* Problem details
What is the number of lines in the data holding the word "corpului"? Give that number by itself.

[Stored records]
--------------------------------------------------
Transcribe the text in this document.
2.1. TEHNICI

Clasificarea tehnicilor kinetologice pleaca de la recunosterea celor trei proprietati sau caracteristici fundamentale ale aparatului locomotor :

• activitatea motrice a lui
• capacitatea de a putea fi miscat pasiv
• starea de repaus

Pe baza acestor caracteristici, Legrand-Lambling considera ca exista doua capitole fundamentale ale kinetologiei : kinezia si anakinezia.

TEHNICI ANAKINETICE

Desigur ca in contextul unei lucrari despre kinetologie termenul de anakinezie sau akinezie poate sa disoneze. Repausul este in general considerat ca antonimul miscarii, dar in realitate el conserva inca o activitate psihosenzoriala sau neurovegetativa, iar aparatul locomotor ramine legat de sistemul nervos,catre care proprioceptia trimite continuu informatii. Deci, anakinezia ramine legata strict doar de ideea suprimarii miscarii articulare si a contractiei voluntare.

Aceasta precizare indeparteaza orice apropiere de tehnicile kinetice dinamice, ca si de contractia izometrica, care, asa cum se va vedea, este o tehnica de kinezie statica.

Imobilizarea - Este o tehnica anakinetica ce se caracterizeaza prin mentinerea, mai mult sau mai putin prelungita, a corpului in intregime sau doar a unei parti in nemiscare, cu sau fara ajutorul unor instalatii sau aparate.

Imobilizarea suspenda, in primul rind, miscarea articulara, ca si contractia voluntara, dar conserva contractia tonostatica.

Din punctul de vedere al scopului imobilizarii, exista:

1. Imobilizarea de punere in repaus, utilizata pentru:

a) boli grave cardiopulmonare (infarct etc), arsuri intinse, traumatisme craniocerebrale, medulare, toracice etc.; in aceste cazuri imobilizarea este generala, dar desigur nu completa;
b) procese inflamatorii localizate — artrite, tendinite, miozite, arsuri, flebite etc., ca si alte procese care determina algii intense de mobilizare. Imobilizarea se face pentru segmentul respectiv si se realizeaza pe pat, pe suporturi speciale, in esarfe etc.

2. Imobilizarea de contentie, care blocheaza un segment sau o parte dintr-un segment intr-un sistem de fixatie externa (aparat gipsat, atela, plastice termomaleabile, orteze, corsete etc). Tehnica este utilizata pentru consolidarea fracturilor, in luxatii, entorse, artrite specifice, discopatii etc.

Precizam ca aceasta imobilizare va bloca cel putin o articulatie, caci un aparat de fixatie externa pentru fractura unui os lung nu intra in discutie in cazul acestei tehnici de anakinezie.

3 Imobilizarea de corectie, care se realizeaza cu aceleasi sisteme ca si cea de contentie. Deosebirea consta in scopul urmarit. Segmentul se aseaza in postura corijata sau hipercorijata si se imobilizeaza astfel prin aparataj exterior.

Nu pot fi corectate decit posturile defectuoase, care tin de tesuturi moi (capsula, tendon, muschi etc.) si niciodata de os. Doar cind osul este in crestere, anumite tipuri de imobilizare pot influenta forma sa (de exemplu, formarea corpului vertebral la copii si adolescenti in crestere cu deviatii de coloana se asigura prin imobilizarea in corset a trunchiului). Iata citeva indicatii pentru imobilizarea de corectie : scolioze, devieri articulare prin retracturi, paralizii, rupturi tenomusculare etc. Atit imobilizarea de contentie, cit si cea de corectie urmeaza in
--------------------------------------------------
* Answer in full
2